● **Stated exercise**
List every line in this data where the string "synthetic" occurs.

== Given data ==

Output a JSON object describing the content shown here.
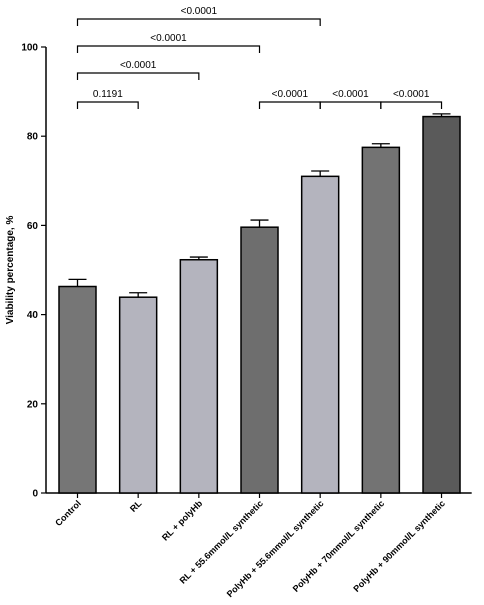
{
  "chart_data": {
    "type": "bar",
    "title": "",
    "xlabel": "",
    "ylabel": "Viability percentage, %",
    "ylim": [
      0,
      100
    ],
    "yticks": [
      0,
      20,
      40,
      60,
      80,
      100
    ],
    "grid": false,
    "categories": [
      "Control",
      "RL",
      "RL + polyHb",
      "RL + 55.6mmol/L synthetic",
      "PolyHb + 55.6mmol/L synthetic",
      "PolyHb + 70mmol/L synthetic",
      "PolyHb + 90mmol/L synthetic"
    ],
    "values": [
      46.3,
      43.9,
      52.3,
      59.6,
      71.0,
      77.5,
      84.4
    ],
    "errors": [
      1.6,
      1.0,
      0.6,
      1.6,
      1.2,
      0.8,
      0.6
    ],
    "colors": [
      "#767676",
      "#b4b4be",
      "#b4b4be",
      "#6e6e6e",
      "#b4b4be",
      "#737373",
      "#5a5a5a"
    ],
    "comparisons": [
      {
        "from": 0,
        "to": 1,
        "label": "0.1191"
      },
      {
        "from": 0,
        "to": 2,
        "label": "<0.0001"
      },
      {
        "from": 0,
        "to": 3,
        "label": "<0.0001"
      },
      {
        "from": 0,
        "to": 4,
        "label": "<0.0001"
      },
      {
        "from": 3,
        "to": 4,
        "label": "<0.0001"
      },
      {
        "from": 4,
        "to": 5,
        "label": "<0.0001"
      },
      {
        "from": 5,
        "to": 6,
        "label": "<0.0001"
      }
    ]
  }
}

===

● **Full answer**
      "RL + 55.6mmol/L synthetic",
      "PolyHb + 55.6mmol/L synthetic",
      "PolyHb + 70mmol/L synthetic",
      "PolyHb + 90mmol/L synthetic"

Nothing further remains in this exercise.